Information supplied Start Marker

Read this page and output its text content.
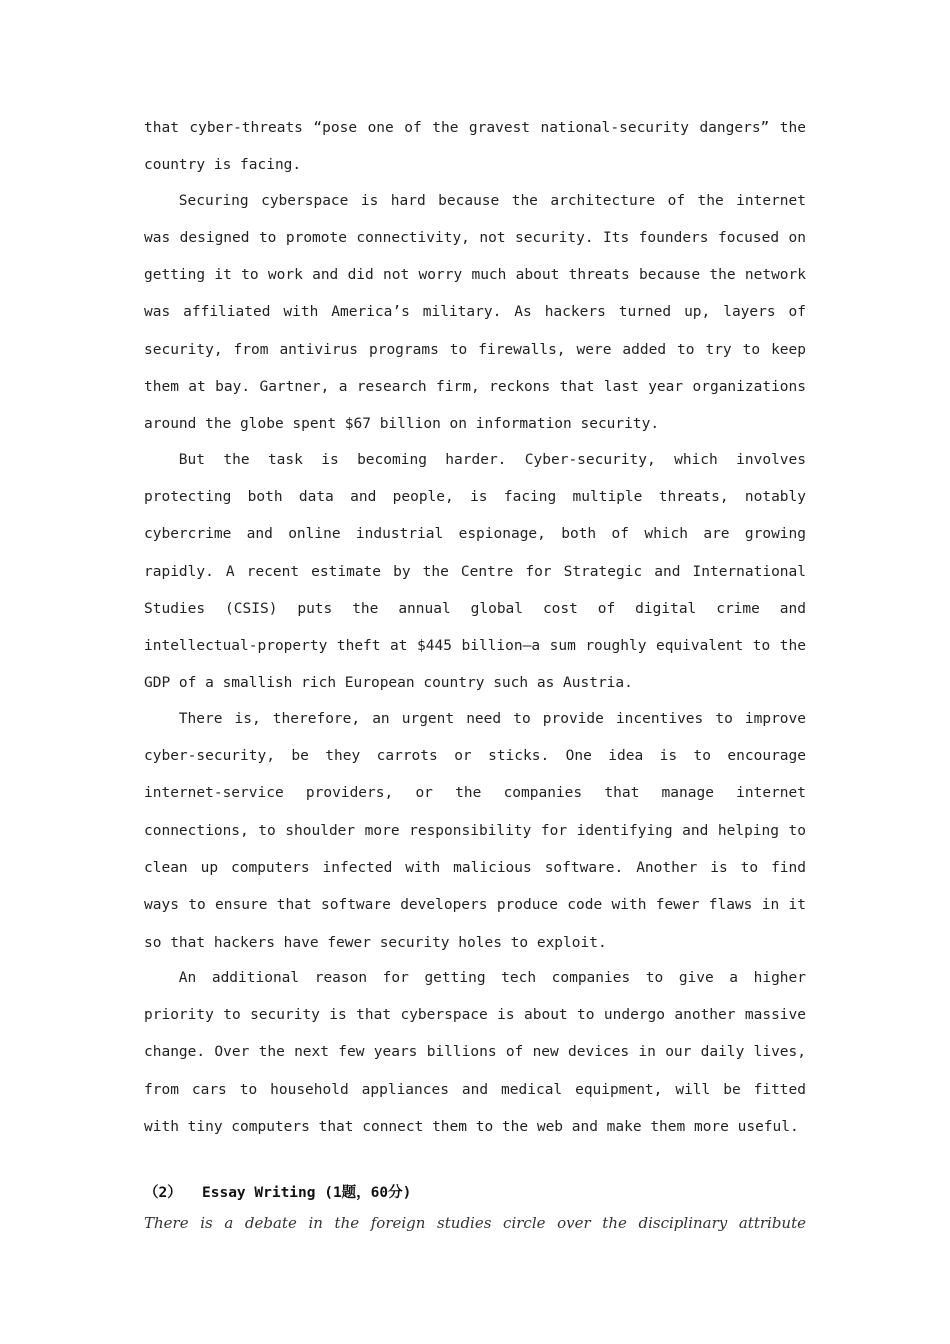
that cyber-threats “pose one of the gravest national-security dangers” the country is facing.

Securing cyberspace is hard because the architecture of the internet was designed to promote connectivity, not security. Its founders focused on getting it to work and did not worry much about threats because the network was affiliated with America’s military. As hackers turned up, layers of security, from antivirus programs to firewalls, were added to try to keep them at bay. Gartner, a research firm, reckons that last year organizations around the globe spent $67 billion on information security.

But the task is becoming harder. Cyber-security, which involves protecting both data and people, is facing multiple threats, notably cybercrime and online industrial espionage, both of which are growing rapidly. A recent estimate by the Centre for Strategic and International Studies (CSIS) puts the annual global cost of digital crime and intellectual-property theft at $445 billion—a sum roughly equivalent to the GDP of a smallish rich European country such as Austria.

There is, therefore, an urgent need to provide incentives to improve cyber-security, be they carrots or sticks. One idea is to encourage internet-service providers, or the companies that manage internet connections, to shoulder more responsibility for identifying and helping to clean up computers infected with malicious software. Another is to find ways to ensure that software developers produce code with fewer flaws in it so that hackers have fewer security holes to exploit.

An additional reason for getting tech companies to give a higher priority to security is that cyberspace is about to undergo another massive change. Over the next few years billions of new devices in our daily lives, from cars to household appliances and medical equipment, will be fitted with tiny computers that connect them to the web and make them more useful.

（2） Essay Writing (1题，60分)
There is a debate in the foreign studies circle over the disciplinary attribute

Information supplied End Marker

▸ What is required: Keep the pictures out while you retype all of the data above exactly as it appears.

▸ Response area:
Read this page and output its text content.
that cyber-threats “pose one of the gravest national-security dangers” the country is facing.

Securing cyberspace is hard because the architecture of the internet was designed to promote connectivity, not security. Its founders focused on getting it to work and did not worry much about threats because the network was affiliated with America’s military. As hackers turned up, layers of security, from antivirus programs to firewalls, were added to try to keep them at bay. Gartner, a research firm, reckons that last year organizations around the globe spent $67 billion on information security.

But the task is becoming harder. Cyber-security, which involves protecting both data and people, is facing multiple threats, notably cybercrime and online industrial espionage, both of which are growing rapidly. A recent estimate by the Centre for Strategic and International Studies (CSIS) puts the annual global cost of digital crime and intellectual-property theft at $445 billion—a sum roughly equivalent to the GDP of a smallish rich European country such as Austria.

There is, therefore, an urgent need to provide incentives to improve cyber-security, be they carrots or sticks. One idea is to encourage internet-service providers, or the companies that manage internet connections, to shoulder more responsibility for identifying and helping to clean up computers infected with malicious software. Another is to find ways to ensure that software developers produce code with fewer flaws in it so that hackers have fewer security holes to exploit.

An additional reason for getting tech companies to give a higher priority to security is that cyberspace is about to undergo another massive change. Over the next few years billions of new devices in our daily lives, from cars to household appliances and medical equipment, will be fitted with tiny computers that connect them to the web and make them more useful.

（2） Essay Writing (1题，60分)
There is a debate in the foreign studies circle over the disciplinary attribute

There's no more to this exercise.